Start of RECORDS PROVIDED
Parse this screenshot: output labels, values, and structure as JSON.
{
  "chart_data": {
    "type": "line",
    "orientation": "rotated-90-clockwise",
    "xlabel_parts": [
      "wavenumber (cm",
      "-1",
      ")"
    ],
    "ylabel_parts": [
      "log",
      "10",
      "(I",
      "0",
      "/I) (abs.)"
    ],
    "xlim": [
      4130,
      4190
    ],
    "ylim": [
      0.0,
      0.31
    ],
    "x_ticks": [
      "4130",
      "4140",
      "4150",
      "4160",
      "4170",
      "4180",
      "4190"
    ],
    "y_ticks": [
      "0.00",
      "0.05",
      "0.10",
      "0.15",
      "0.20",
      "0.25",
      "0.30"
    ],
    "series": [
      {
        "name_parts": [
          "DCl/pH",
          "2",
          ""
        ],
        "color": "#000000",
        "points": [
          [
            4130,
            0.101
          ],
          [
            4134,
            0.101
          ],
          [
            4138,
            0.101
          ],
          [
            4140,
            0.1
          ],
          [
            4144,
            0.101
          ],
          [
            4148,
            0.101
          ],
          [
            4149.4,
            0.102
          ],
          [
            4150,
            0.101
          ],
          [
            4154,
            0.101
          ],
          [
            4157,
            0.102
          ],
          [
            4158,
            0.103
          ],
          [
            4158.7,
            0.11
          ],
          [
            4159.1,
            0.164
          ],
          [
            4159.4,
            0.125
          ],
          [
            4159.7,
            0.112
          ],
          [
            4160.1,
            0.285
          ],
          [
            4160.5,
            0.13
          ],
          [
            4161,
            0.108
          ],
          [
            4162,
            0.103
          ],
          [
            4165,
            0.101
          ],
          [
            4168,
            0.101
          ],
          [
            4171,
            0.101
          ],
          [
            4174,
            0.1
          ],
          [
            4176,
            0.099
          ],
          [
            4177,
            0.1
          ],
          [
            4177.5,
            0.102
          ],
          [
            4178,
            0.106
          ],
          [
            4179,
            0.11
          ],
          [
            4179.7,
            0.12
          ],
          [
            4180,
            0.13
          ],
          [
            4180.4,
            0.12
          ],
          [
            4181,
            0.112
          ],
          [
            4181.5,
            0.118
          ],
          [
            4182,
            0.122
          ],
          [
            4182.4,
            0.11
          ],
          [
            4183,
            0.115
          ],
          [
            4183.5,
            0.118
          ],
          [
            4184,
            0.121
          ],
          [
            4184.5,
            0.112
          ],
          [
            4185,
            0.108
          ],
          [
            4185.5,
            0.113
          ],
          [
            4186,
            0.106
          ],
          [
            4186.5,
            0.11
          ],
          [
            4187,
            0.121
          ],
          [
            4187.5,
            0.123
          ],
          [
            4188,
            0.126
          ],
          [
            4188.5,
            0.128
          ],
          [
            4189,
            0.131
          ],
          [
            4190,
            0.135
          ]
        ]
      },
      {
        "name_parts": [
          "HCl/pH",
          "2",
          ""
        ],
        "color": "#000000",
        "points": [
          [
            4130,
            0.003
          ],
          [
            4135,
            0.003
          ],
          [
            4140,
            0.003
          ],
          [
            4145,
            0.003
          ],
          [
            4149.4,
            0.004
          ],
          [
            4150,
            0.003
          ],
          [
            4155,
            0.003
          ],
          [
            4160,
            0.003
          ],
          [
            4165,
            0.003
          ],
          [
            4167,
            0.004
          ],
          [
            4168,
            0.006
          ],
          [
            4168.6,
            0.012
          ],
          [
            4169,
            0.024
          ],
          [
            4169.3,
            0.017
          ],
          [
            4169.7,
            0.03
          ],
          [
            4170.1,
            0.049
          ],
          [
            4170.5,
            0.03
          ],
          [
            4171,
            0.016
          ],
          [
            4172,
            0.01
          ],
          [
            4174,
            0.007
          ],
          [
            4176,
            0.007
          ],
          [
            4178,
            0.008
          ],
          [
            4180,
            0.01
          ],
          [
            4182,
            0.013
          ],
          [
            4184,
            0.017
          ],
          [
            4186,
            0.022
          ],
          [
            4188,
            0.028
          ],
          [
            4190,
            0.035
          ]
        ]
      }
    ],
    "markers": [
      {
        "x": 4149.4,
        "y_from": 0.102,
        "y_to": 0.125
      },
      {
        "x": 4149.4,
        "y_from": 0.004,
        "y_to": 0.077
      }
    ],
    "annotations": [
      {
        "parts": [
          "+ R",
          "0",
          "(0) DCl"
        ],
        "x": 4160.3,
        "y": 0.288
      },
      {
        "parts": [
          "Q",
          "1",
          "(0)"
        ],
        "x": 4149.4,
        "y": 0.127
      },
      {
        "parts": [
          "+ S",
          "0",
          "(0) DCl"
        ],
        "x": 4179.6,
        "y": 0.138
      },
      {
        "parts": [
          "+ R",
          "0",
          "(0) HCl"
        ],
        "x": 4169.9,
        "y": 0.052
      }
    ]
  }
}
End of RECORDS PROVIDED
Start of RECORDS PROVIDED
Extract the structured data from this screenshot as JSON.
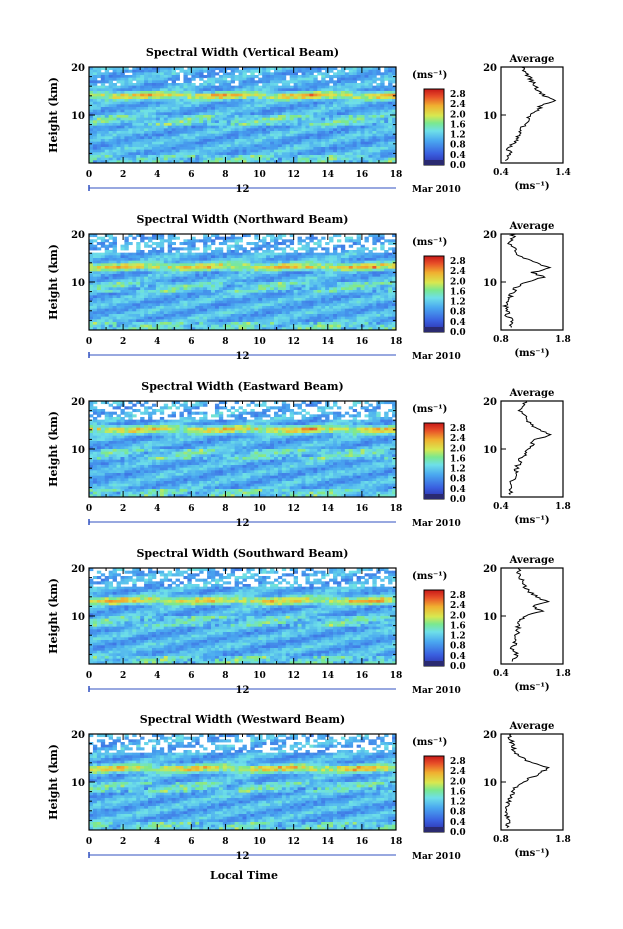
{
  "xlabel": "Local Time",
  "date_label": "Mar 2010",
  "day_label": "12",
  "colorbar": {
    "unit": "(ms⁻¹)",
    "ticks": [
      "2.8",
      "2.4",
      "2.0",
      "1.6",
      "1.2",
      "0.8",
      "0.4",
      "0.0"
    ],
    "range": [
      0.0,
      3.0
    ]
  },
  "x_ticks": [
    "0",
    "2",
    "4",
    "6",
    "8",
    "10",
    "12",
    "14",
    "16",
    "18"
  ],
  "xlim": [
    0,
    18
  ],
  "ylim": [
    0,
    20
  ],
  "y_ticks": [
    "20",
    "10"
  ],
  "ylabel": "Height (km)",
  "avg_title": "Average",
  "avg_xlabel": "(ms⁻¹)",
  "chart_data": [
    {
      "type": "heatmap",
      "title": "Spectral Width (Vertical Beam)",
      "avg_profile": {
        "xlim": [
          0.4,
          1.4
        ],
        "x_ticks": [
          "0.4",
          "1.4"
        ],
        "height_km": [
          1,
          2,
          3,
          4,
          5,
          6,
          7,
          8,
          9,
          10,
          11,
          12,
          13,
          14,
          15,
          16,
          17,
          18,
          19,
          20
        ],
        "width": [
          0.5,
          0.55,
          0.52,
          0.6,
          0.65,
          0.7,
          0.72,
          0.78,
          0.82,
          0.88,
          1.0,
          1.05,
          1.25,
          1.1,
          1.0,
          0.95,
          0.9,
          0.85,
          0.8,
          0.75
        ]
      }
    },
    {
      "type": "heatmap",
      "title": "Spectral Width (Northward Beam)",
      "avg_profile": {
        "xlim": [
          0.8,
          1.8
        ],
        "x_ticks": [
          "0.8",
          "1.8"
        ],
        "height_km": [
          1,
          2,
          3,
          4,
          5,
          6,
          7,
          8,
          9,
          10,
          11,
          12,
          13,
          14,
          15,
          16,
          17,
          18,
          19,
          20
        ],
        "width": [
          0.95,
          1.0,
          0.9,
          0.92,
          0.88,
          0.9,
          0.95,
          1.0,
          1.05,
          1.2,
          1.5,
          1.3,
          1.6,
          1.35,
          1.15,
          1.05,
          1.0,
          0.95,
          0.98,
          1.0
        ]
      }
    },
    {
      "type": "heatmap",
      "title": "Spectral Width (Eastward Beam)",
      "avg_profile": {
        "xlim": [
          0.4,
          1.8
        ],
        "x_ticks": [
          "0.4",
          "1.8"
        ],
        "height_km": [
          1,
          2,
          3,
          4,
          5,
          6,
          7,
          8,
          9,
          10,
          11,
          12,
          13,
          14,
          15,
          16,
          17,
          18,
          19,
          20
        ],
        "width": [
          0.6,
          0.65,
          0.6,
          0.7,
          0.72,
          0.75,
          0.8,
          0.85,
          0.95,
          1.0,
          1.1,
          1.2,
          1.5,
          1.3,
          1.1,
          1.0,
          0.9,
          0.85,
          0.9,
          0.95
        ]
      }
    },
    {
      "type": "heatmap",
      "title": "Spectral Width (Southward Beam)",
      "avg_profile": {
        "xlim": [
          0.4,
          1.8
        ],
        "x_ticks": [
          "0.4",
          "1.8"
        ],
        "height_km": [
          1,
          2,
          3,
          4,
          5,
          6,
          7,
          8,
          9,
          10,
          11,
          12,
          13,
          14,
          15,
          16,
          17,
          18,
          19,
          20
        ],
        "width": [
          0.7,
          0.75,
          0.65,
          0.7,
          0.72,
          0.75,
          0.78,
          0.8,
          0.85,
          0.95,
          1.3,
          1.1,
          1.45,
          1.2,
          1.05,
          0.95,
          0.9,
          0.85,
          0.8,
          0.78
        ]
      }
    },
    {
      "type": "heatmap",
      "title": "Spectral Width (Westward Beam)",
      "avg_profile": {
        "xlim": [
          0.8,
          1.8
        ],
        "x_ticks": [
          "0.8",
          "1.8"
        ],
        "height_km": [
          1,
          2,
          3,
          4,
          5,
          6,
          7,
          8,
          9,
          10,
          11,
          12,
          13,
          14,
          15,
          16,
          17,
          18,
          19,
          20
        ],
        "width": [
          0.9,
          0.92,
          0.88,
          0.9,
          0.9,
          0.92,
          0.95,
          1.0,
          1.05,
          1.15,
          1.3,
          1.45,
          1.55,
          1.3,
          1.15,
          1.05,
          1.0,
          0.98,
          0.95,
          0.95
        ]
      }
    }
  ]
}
End of RECORDS PROVIDED
WORK TO COMPLETE: Return only the count of lines in the records that hold the word "screenshot".

EXERCISE RESULT: 2